(Excerpted passage)
In Reconciliation in Communion: A Word to the 76th General Convention of the Episcopal Church, we, the authors, make the claim that we “reject the way of unilateralism and self-sufficiency as undermining the very justice it seeks to establish.” Of course, to claim that a means to an end undermines that end is to engage in paradox, and, for the sake of clarity, paradox needs unpacking. In this series of articles, I hope to do a bit of that unpacking by showing why we as The Episcopal Church must renounce unilateralism and self-sufficiency if we are to see the fruits of justice that are the hope of our prophetic ministry. In Part I, I will draw upon the work of Walter Brueggemann and Charles Marsh to explore the nature of prophetic ministry and show how the prophetic drive for justice necessarily results in the reunion of the separated. In Part 2-4, I will begin to examine the intersection of ecclesiology and soteriology to explore the mission of the Church and show how a ministry that subverts the well-being and good order of Christian fellowship that are themselves means of grace ceases to be prophetic. Finally, in Part V, I will offer a constructive account of principles of discernment in communion the practice of which nurture and protect the theological vision that is essential to authentic prophetic ministry.
A Theological Account of Prophetic Ministry
Prophetic Christian ministry, understood theologically, is that ministry which calls God’s rebellious people out of our variegated forms of rebellion that constitute our refusal to perform our God-given identity as God’s people. As the Easter people, we are the people who receive our identity from the Holy Spirit as gift and on that basis enter into the Father’s promises to Israel; and, as the Body of Christ, we are “the concretization of what ‘gift’ means.” We receive the gift of identity as God’s people, and, by denoting concretely the Giver of existence and of that gift of identity, we bring others into that gift.1 Prophetic ministry thus calls us to repent and embrace our identity as Body of Christ through whom “the world in its entirety becomes conscripted into Israel's destiny in and for the world.” 2
This rather dense theological description suggests several important characteristics of prophetic ministry. First, it is a “call;” that is, it is a proclamation, a word spoken, performed, and embodied. Indeed, that word is God’s Word, given by the Holy Spirit and proclaimed by particular members of and from within the Household of God.

(Collected material)
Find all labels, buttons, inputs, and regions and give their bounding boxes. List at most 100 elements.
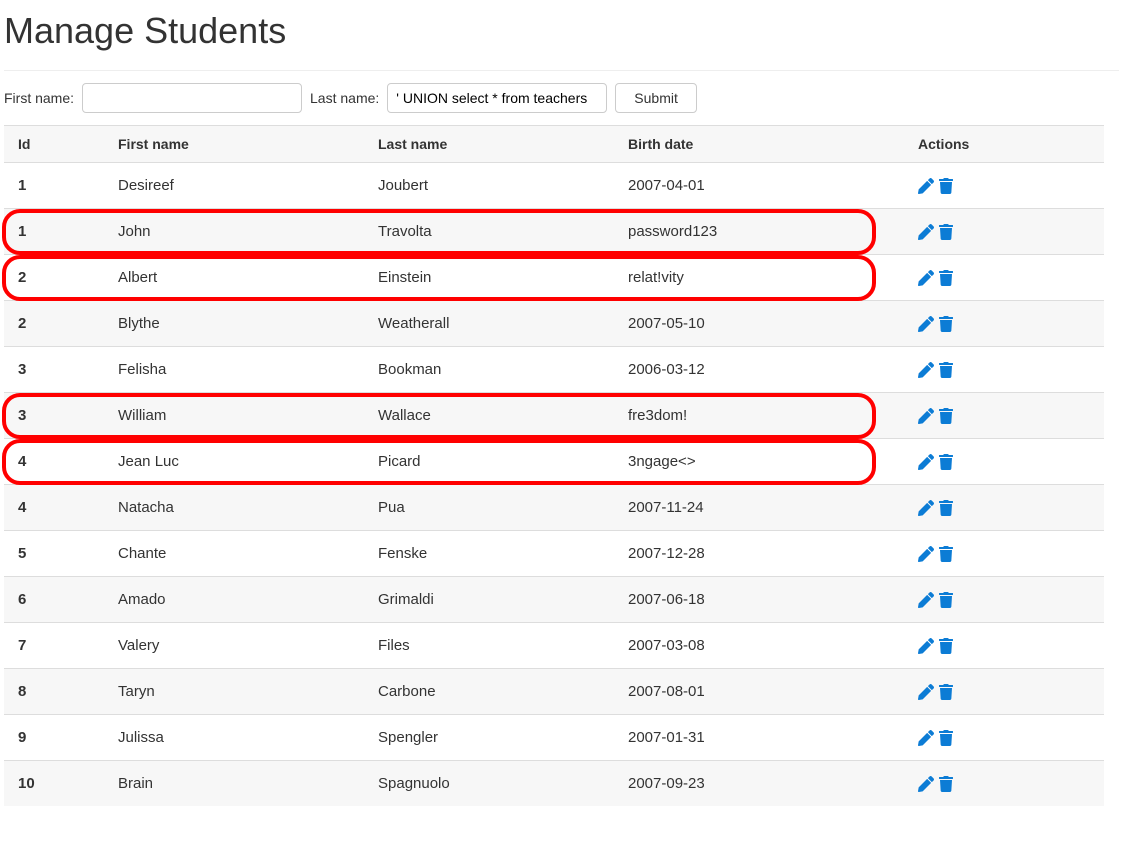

(Work to complete)
In the passage on prophetic ministry, whose work does the author plan to draw upon in Part I? The lines have no connection to the passage on prophetic ministry.

(Exercise solution)
Walter Brueggemann and Charles Marsh